(Records)

================================

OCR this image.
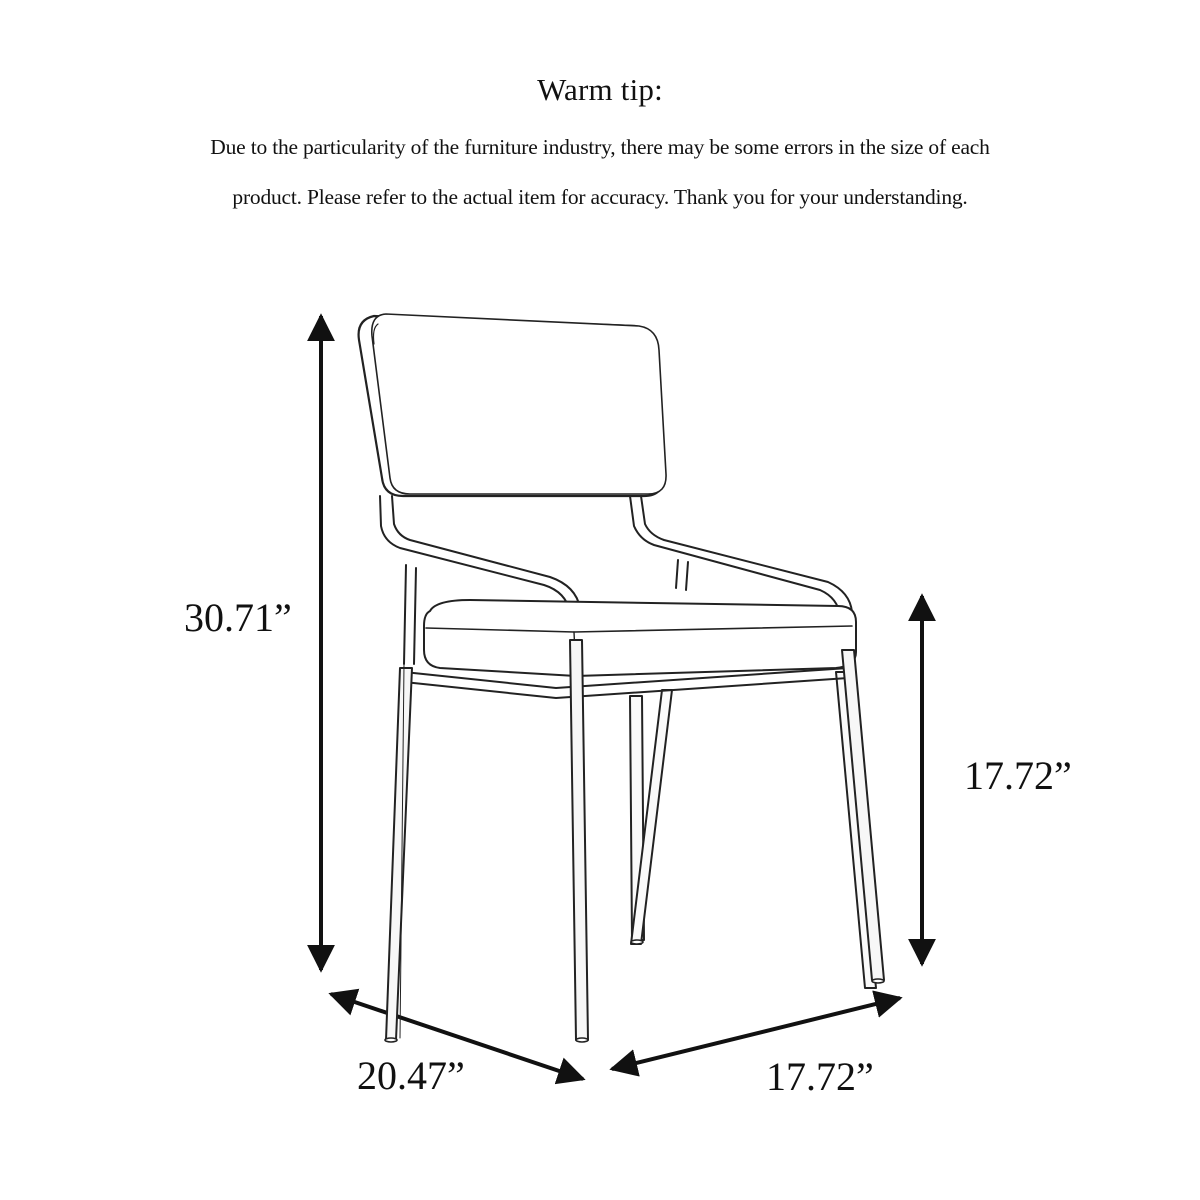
Warm tip:
Due to the particularity of the furniture industry, there may be some errors in the size of each
product. Please refer to the actual item for accuracy. Thank you for your understanding.
30.71”
17.72”
20.47”	17.72”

================================

Write out the material above again, word for word, minus its pictures.

OCR this image.
Warm tip:
Due to the particularity of the furniture industry, there may be some errors in the size of each
product. Please refer to the actual item for accuracy. Thank you for your understanding.
30.71”
17.72”
20.47”	17.72”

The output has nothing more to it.